> _DATA IN THIS EXERCISE_:
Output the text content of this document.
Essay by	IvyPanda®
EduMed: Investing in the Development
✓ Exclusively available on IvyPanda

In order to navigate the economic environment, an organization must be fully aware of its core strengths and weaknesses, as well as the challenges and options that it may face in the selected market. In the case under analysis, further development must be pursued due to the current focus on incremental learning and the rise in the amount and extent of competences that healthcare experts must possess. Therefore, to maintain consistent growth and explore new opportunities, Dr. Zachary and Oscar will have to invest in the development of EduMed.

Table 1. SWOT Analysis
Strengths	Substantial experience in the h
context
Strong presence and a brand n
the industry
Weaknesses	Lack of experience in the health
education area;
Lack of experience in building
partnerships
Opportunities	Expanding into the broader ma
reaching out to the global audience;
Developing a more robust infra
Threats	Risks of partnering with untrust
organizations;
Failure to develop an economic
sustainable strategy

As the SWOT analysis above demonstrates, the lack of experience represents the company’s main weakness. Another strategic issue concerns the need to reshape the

> _EXERCISE DIRECTIONS_: Return each line where "SWOT" shows up.

> _SOLUTION_:
Table 1. SWOT Analysis
As the SWOT analysis above demonstrates, the lack of experience represents the company’s main weakness. Another strategic issue concerns the need to reshape the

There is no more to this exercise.